[begin Passage shown]

# Recommendations for lens to supplement EF-M 22mm?



## murdif (Aug 31, 2014)

Hi! I'm a new member, new EOS-M owner, and longtime Canon fan who just pounced on that deal for the EOS-M with EF-M 22mm lens for $249. I also picked up a Canon EF to EF-M adapter, to make sure the other 150 people who purchased the EOS-M in the past 24 hours don't buy up all the cheap ones 

I'm (a struggling college grad who just entered) the film industry with no aspirations of becoming a professional DP. I'd like a couple fairly cheap lenses to shoot some decent-looking comedy sketches or the odd event without having to bug my DP friends for help. I plan to purchase a nice DSLR somewhere down the line and make the EOS-M my B-cam, but for now, I figure a $249 mirrorless camera is better than nothing/my phone camera. (And I am very excited to use this little guy for casual travel pics.)

Which lens would you recommend to supplement the kit 22mm? As mentioned, I have the adapter, so I can go EF-M or EF/EF-S - and I like how EF/EF-S will work on any DSLR I buy in the future. I haven't found too many comparisons between EF and EF-M lenses, so I'm curious as to how the EF-M 18-55mm stacks up against EF primes.

I'm primarily considering:

Nifty fifty EF 50mm f/1.8 II - can't beat the price, and 50mm on a 1.6 crop seems like a good length for medium closeups
EF 40mm f/2.8 STM - I like how it's light and has good AF, but I'm concerned about difficulty manually focusing and that 40mm may be awkward with the crop factor
EF-M 18-55mm f3.5-5.6 IS STM - the flexibility of a zoom would be nice, though I've heard primes have better image quality

Not looking to spend more than $200 right now, though hopefully I'll be able to afford a nicer lens by Christmas. 

tl;dr Which has better image quality at long focal lengths, the EF-M 18-55mm, the EF 50mm f/1.8, the EF 40mm f/2.8 pancake?


----------



## dcm (Aug 31, 2014)

For lenses I'd look for STM (quiet focus) and IS (especially if you plan to hand hold with no stabilizer). There are some EF-M and EF-S lenses that will fit the bill, but I'm not sure there's anything in your price range.

Also consider some time of external microphone and/or recorder for your sound.


----------



## neuroanatomist (Aug 31, 2014)

40/2.8 and 18-55M have better IQ. I'd go with the zoom, the combo of prime and zoom offers great flexibility, IMO.

[end Passage shown]
[begin Dataset entries]

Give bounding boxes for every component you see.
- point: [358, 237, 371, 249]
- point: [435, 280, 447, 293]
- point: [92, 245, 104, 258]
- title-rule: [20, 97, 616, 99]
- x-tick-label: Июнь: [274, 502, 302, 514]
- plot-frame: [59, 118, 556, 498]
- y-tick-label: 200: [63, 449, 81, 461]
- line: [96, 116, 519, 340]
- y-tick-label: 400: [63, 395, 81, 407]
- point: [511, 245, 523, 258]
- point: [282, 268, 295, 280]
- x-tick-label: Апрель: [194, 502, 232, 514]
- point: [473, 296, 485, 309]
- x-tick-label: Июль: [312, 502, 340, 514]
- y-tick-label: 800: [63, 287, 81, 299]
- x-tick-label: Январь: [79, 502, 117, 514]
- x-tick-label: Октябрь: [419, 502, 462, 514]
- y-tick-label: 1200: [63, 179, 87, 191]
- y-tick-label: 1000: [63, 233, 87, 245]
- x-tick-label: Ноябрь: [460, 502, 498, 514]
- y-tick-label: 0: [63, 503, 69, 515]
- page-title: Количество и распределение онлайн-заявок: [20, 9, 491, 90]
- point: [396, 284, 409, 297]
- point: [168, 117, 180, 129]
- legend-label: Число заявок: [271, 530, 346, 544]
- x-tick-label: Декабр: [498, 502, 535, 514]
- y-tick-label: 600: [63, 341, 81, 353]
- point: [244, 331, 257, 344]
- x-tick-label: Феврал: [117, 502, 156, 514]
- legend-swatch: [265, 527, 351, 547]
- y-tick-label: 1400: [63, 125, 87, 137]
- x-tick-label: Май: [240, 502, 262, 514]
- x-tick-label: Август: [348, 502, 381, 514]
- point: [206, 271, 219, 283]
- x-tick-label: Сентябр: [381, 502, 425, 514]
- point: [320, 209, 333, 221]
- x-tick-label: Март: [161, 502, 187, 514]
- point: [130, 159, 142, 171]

[end Dataset entries]
[begin Dataset entries]

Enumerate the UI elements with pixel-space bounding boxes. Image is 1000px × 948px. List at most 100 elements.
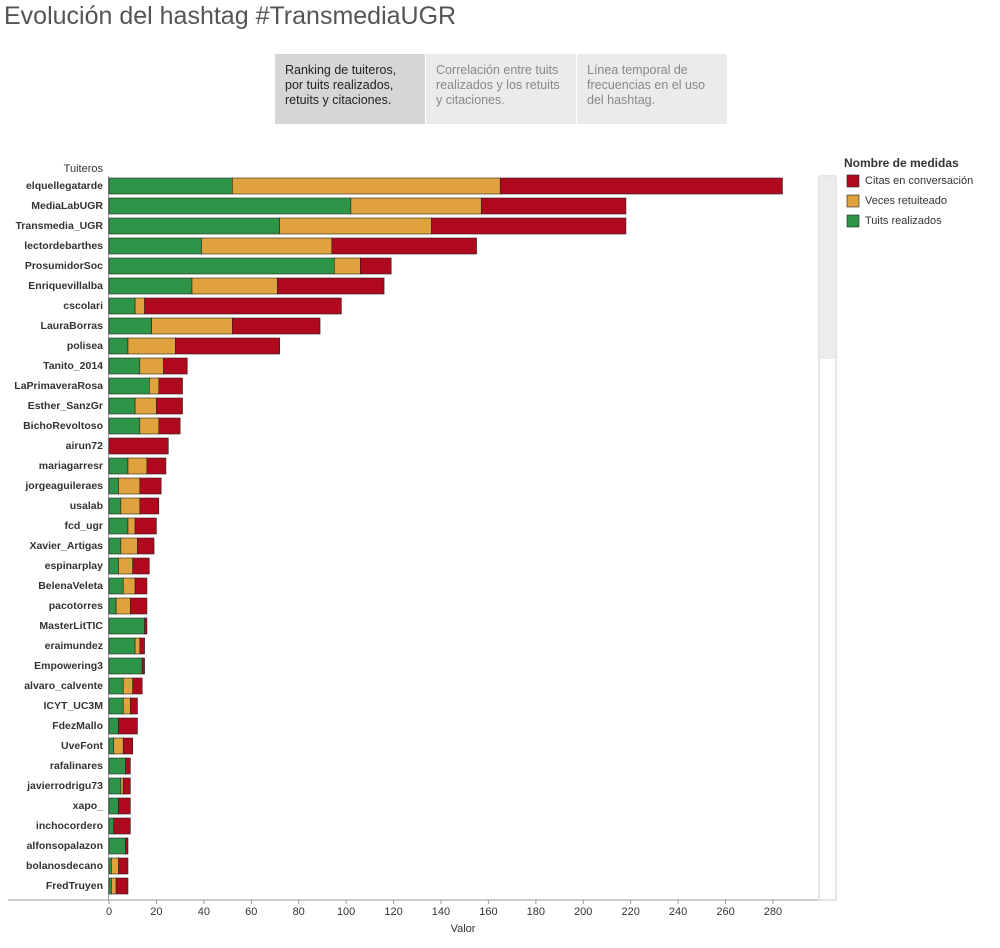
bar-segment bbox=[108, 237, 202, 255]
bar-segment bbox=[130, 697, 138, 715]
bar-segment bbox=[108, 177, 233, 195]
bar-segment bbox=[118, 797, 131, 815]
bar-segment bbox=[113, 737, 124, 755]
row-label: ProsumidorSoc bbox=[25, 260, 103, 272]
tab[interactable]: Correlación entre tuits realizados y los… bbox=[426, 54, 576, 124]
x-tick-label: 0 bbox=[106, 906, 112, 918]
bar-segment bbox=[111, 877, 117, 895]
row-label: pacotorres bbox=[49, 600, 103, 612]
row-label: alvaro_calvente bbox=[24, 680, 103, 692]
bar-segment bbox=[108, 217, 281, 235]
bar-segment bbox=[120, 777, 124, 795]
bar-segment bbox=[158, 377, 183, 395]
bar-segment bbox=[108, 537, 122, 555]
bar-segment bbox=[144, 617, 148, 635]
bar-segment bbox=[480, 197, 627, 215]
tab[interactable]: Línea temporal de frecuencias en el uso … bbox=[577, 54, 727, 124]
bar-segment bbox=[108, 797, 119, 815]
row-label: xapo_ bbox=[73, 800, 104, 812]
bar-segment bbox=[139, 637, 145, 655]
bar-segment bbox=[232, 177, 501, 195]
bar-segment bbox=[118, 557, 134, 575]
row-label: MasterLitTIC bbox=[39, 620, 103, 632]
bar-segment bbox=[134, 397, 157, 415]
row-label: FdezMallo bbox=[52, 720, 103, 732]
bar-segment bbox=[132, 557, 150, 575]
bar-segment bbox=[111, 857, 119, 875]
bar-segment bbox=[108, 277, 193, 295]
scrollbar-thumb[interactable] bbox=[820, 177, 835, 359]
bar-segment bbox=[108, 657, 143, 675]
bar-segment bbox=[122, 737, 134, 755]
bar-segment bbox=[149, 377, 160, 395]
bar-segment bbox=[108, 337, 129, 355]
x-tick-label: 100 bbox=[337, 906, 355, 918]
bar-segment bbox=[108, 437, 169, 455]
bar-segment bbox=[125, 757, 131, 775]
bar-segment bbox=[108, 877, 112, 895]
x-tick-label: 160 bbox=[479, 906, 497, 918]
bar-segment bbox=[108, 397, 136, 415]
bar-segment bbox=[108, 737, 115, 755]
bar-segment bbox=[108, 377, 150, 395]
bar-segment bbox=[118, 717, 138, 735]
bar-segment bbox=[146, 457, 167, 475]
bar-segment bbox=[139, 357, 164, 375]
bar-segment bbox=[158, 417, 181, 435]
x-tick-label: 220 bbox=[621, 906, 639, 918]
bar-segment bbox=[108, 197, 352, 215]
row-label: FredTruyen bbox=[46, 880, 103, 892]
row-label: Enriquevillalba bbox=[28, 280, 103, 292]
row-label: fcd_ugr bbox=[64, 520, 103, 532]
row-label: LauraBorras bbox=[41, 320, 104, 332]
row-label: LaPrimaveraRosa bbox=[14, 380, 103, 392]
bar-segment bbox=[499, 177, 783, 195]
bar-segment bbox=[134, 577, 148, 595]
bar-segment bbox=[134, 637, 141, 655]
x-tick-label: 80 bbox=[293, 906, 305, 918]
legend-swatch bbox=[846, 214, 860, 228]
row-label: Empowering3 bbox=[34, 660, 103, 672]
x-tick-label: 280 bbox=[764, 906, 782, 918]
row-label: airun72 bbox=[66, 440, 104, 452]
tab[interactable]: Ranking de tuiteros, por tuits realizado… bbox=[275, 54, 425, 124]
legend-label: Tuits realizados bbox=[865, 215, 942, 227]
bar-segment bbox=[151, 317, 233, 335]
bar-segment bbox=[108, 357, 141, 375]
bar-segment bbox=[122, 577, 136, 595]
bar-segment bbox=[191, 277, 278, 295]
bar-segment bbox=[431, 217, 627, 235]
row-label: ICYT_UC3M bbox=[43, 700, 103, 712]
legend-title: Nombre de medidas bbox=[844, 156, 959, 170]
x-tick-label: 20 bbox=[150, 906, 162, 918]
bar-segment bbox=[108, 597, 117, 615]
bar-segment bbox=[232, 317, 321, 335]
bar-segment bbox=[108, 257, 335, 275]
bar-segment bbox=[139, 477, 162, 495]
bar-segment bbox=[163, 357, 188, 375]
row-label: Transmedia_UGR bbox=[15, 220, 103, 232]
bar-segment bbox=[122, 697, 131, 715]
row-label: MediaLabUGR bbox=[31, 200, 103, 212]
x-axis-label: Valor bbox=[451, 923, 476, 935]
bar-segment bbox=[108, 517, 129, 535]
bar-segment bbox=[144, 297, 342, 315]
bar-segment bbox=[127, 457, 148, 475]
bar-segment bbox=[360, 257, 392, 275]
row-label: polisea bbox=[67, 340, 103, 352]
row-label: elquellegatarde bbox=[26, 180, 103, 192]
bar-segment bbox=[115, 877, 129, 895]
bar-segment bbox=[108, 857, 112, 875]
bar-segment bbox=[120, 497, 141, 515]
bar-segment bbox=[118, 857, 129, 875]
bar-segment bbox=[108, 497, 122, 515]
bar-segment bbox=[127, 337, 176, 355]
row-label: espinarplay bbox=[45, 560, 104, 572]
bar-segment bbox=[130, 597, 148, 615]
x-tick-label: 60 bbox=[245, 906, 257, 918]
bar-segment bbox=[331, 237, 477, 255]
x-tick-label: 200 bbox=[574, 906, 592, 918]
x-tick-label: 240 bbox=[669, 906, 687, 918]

[end Dataset entries]

**What to work on**
A: Output the part of the EOS-M lens thread that begins at the words "Which lens would" and stops after the words "against EF primes.", copied word for word.
B: Write the next part of the EOS-M lens thread, picking up right after its final post.

**Answers per task**
A:
Which lens would you recommend to supplement the kit 22mm? As mentioned, I have the adapter, so I can go EF-M or EF/EF-S - and I like how EF/EF-S will work on any DSLR I buy in the future. I haven't found too many comparisons between EF and EF-M lenses, so I'm curious as to how the EF-M 18-55mm stacks up against EF primes.

B:
----------



## Vivid Color (Aug 31, 2014)

If you search on eBay, you can likely find a grey market EF-M 18-55 for $110 or less, often with a warranty from the seller. 

Search the Canonpricewatch site for past postings on the EOS-M specials and also their info on reputable eBay sellers.


----------



## neuroanatomist (Sep 1, 2014)

Vivid Color said:


> If you search on eBay, you can likely find a grey market EF-M 18-55 for $110 or less, often with a warranty from the seller.



eBay? I got my white-box 18-55M for $109 from B&H, with free shipping. Canon USA honors the warranty if you buy gray market.


----------



## Zv (Sep 1, 2014)

+1 for the 18-55M. It will be the most useful and it's cheap. I'd pass on the slow focusing nifty and opt for the 40mm instead. 

Also look into getting an FD adaptor (like $10) and search for good manual focus FD glass that will be useful for video where you're most manual focusing anyway. Those old lenses are still quality but go for as low as $100 each for a good copy.


----------



## surapon (Sep 1, 2014)

murdif said:


> Hi! I'm a new member, new EOS-M owner, and longtime Canon fan who just pounced on that deal for the EOS-M with EF-M 22mm lens for $249. I also picked up a Canon EF to EF-M adapter, to make sure the other 150 people who purchased the EOS-M in the past 24 hours don't buy up all the cheap ones
> 
> I'm (a struggling college grad who just entered) the film industry with no aspirations of becoming a professional DP. I'd like a couple fairly cheap lenses to shoot some decent-looking comedy sketches or the odd event without having to bug my DP friends for help. I plan to purchase a nice DSLR somewhere down the line and make the EOS-M my B-cam, but for now, I figure a $249 mirrorless camera is better than nothing/my phone camera. (And I am very excited to use this little guy for casual travel pics.)
> 
> ...



Dear Friend murdif
Here is my New Prime lens with my EOS-M 95% of the time
http://www.canonrumors.com/forum/index.php?topic=21647.0

Just set Manual Focus at 3-4 Feet and never touch the Focus again = Super sharp at all distant.
Enjoy.
Surapon


----------



## Vivid Color (Sep 1, 2014)

neuroanatomist said:


> Vivid Color said:
> 
> 
> > If you search on eBay, you can likely find a grey market EF-M 18-55 for $110 or less, often with a warranty from the seller.
> ...



Buying from B&H is much better than eBay! I had no idea this lens was available from B&H. Thank you for passing this information along.


----------



## AlanF (Sep 1, 2014)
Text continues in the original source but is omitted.